Scan the data below for the string "these". Copy every line where it appears.

(Data excerpts)

• • • • •

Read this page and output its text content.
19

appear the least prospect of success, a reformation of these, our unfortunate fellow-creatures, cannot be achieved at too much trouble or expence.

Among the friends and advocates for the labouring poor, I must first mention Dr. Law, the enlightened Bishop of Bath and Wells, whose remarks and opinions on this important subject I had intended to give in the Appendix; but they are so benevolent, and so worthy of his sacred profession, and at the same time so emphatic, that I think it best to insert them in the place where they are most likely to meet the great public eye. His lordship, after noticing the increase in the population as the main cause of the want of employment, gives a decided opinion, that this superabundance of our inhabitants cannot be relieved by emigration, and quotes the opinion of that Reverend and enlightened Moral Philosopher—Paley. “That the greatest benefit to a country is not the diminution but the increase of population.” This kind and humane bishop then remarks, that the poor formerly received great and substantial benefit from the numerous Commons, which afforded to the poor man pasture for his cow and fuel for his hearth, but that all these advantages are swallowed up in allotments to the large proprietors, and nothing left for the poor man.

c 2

• • • • •

> _Solution for this problem_
appear the least prospect of success, a reformation of these, our unfortunate fellow-creatures, cannot be achieved at too much trouble or expence.
Among the friends and advocates for the labouring poor, I must first mention Dr. Law, the enlightened Bishop of Bath and Wells, whose remarks and opinions on this important subject I had intended to give in the Appendix; but they are so benevolent, and so worthy of his sacred profession, and at the same time so emphatic, that I think it best to insert them in the place where they are most likely to meet the great public eye. His lordship, after noticing the increase in the population as the main cause of the want of employment, gives a decided opinion, that this superabundance of our inhabitants cannot be relieved by emigration, and quotes the opinion of that Reverend and enlightened Moral Philosopher—Paley. “That the greatest benefit to a country is not the diminution but the increase of population.” This kind and humane bishop then remarks, that the poor formerly received great and substantial benefit from the numerous Commons, which afforded to the poor man pasture for his cow and fuel for his hearth, but that all these advantages are swallowed up in allotments to the large proprietors, and nothing left for the poor man.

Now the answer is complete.